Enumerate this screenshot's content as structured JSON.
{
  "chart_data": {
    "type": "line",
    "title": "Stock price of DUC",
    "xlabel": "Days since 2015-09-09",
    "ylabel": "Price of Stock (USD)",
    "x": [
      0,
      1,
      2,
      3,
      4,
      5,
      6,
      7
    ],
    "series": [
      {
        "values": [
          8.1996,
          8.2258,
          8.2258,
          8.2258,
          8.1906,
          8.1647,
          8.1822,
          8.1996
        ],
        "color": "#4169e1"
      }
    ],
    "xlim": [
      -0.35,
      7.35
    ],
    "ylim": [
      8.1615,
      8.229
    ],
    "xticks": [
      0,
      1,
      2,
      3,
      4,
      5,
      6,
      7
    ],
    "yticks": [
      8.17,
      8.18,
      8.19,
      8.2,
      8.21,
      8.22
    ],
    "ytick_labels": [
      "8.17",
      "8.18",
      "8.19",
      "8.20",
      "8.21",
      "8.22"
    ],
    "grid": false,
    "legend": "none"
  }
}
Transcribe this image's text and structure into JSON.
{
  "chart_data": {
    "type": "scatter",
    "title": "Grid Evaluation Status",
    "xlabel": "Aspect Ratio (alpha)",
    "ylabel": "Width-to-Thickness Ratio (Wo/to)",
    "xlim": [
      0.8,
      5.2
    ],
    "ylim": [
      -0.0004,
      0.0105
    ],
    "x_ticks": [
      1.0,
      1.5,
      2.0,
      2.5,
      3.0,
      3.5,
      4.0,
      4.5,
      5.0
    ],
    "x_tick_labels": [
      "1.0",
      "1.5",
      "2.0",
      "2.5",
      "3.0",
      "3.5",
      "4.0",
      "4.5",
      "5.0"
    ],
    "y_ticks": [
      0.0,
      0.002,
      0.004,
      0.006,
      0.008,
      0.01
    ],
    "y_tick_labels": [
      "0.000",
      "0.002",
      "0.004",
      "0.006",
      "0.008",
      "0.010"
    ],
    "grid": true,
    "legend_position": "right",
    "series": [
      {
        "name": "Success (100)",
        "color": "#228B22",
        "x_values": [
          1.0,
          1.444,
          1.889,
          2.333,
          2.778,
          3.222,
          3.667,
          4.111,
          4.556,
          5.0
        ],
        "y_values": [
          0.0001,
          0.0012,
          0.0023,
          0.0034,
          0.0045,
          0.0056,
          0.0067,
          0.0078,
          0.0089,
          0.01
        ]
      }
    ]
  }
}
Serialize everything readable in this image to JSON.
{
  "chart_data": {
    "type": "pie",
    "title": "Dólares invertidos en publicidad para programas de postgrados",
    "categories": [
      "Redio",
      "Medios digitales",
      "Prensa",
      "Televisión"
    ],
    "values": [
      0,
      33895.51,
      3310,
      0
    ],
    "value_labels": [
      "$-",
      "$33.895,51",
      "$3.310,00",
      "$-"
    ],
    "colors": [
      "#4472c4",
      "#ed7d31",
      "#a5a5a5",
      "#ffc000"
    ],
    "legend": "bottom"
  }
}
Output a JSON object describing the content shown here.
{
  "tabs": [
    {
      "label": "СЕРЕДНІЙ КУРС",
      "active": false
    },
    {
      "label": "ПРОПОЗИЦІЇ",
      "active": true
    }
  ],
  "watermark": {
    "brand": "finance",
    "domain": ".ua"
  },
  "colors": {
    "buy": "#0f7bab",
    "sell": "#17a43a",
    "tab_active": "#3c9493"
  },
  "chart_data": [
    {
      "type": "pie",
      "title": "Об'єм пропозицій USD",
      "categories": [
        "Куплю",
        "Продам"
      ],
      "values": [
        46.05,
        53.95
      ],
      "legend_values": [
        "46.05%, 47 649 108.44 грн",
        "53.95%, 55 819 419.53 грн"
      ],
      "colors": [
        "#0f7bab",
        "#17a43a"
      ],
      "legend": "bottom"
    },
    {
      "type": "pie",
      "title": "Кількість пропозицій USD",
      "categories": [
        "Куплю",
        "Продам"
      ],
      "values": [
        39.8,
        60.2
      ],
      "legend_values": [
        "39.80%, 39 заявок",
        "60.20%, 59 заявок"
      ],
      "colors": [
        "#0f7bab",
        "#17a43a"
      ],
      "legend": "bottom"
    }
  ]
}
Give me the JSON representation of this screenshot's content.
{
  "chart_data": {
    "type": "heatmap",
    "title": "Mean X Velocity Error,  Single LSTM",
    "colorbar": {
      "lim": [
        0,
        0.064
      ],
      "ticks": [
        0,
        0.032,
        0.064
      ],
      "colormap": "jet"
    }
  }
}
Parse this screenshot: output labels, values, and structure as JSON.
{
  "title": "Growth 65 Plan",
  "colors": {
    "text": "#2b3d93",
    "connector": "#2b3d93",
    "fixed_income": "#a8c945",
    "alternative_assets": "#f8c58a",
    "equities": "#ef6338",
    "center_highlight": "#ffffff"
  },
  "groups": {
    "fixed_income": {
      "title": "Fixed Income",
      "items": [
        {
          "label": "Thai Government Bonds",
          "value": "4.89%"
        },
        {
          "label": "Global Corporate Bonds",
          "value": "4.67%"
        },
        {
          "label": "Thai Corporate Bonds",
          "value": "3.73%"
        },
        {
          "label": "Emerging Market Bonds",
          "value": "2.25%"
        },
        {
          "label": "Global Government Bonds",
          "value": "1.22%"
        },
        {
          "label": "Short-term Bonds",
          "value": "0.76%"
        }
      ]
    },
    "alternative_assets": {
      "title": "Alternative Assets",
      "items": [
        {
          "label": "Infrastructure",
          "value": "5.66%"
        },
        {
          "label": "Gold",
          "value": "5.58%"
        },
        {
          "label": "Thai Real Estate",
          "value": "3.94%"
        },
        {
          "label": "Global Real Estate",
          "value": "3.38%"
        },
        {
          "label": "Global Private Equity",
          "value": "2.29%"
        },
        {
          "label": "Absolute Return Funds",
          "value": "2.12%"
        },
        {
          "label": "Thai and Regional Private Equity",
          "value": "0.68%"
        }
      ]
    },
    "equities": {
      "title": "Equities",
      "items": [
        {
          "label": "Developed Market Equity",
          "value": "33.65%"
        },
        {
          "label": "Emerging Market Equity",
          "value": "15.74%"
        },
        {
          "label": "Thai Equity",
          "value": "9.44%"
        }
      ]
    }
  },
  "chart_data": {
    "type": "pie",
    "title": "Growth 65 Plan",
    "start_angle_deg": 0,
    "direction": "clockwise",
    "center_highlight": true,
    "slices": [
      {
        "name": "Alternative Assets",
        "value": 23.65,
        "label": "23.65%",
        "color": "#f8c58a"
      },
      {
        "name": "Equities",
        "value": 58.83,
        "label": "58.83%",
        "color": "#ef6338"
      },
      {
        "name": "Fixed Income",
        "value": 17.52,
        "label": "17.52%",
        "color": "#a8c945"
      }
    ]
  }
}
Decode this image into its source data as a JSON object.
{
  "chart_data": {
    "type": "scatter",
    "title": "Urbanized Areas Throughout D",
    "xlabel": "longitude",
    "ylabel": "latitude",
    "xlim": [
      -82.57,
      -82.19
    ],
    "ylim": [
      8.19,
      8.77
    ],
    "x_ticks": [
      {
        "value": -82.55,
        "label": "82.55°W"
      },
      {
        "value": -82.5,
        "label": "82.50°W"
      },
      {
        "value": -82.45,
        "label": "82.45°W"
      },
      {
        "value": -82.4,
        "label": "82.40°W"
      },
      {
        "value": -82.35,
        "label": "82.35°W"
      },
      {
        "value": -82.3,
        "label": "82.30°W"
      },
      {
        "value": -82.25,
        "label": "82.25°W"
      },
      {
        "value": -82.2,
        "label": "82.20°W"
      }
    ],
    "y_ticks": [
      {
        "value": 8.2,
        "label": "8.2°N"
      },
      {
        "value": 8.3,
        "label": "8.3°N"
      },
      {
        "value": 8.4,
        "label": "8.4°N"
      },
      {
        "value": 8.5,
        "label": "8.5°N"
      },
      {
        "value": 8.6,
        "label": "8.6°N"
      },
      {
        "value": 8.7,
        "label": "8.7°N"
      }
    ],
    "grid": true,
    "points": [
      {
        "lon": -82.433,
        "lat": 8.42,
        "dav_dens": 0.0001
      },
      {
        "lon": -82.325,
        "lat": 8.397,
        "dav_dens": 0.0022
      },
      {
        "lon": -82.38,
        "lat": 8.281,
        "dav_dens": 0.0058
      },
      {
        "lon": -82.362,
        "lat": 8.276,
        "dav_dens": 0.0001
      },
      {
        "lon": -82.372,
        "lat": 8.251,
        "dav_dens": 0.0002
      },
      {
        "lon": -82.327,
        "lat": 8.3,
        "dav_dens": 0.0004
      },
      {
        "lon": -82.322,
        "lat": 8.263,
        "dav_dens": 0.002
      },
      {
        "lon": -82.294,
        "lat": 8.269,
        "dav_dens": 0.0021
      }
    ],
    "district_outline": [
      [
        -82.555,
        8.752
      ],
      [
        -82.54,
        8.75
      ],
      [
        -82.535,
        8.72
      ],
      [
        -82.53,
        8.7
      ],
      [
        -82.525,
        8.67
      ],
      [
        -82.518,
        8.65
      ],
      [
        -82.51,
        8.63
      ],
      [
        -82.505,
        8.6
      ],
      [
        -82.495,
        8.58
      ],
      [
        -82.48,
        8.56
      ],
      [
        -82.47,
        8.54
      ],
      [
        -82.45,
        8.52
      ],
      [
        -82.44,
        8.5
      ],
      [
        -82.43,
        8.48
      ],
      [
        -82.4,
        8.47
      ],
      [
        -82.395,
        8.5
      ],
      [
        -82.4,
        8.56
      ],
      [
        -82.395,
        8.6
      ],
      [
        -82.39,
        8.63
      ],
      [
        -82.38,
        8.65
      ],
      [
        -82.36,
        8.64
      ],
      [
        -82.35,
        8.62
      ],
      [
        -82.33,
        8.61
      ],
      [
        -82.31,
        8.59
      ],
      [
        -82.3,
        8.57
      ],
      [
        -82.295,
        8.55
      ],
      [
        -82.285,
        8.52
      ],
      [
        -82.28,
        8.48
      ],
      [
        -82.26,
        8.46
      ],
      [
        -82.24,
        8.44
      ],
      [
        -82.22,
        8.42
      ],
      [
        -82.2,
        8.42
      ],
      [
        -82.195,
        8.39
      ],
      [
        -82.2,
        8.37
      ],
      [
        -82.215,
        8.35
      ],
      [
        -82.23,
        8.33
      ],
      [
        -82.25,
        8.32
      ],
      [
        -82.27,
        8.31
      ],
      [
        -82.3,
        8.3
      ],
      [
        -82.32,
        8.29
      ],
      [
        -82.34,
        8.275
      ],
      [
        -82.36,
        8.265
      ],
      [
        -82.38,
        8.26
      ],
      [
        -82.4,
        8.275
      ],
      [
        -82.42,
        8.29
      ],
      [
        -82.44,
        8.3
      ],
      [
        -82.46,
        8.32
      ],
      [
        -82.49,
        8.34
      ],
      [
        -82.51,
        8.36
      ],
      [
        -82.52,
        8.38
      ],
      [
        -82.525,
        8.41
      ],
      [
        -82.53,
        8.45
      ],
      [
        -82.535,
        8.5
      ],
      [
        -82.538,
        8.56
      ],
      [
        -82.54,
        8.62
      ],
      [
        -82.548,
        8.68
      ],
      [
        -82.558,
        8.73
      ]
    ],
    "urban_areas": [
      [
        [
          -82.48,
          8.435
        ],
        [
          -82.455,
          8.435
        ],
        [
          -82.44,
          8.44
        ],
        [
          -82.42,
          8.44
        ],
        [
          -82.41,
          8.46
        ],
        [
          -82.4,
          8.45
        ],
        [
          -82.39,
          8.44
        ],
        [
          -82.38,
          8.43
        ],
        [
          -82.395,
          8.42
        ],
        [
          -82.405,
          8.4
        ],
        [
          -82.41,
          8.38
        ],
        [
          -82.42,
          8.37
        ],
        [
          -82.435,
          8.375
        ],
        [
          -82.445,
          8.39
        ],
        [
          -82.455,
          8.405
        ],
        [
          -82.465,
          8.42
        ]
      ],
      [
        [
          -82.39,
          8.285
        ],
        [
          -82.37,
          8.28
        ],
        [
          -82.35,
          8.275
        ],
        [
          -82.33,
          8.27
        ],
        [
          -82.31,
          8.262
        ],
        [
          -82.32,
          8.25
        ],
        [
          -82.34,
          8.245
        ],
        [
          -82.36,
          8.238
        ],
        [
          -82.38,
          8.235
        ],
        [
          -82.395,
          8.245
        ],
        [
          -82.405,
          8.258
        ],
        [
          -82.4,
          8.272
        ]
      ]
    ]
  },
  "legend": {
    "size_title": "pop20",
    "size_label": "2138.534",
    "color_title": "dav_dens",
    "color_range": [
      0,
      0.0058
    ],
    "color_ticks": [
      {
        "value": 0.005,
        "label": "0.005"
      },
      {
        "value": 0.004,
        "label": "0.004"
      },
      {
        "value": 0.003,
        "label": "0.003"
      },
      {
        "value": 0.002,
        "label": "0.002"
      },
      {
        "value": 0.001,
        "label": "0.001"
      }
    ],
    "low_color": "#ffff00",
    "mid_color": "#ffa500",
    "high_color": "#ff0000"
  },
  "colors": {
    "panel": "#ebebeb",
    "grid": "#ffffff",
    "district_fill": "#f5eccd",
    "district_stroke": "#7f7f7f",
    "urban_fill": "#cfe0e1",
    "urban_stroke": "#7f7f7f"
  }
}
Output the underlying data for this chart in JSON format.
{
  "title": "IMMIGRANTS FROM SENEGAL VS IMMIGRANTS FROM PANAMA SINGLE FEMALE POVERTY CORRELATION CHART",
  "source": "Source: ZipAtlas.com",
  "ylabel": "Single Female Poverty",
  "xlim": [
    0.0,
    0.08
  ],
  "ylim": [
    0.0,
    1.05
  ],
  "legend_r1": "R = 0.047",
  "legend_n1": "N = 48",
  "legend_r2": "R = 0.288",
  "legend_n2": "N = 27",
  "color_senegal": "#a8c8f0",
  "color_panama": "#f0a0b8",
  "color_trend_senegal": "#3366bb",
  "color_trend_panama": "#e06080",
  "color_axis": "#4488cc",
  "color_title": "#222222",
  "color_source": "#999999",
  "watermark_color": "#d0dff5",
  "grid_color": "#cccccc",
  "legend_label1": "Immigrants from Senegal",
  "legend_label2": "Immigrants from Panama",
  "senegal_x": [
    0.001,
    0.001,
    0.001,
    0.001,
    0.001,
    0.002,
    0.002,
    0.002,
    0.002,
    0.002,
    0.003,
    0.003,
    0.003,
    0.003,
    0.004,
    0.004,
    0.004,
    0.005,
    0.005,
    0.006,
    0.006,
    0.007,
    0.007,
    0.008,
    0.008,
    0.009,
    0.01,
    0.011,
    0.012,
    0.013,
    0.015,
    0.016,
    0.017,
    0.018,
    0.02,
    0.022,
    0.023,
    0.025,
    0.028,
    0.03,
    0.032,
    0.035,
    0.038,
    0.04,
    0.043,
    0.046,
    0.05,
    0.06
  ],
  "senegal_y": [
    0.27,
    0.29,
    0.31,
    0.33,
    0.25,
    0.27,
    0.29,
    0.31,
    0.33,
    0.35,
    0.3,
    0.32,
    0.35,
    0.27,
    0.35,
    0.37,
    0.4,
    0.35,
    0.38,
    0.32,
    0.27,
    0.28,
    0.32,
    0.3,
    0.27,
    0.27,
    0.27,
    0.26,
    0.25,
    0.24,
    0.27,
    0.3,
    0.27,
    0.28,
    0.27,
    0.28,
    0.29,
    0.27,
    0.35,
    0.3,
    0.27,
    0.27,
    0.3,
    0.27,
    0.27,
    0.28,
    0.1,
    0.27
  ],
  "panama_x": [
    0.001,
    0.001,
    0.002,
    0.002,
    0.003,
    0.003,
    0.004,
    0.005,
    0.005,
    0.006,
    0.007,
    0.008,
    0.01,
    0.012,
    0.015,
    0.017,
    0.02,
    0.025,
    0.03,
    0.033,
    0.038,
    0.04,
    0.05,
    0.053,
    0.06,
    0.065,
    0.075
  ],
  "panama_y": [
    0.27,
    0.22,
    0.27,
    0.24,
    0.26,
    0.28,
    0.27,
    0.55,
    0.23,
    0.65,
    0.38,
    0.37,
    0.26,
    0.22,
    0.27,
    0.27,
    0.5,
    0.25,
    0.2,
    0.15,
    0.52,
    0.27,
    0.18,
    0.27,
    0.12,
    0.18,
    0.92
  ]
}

◆ ◆ ◆ ◆ ◆ ◆ ◆

Given instruction — Lines from the records above that hold "name" are the ones to list.

Worked solution —
        "name": "Success (100)",
        "name": "Alternative Assets",
        "name": "Equities",
        "name": "Fixed Income",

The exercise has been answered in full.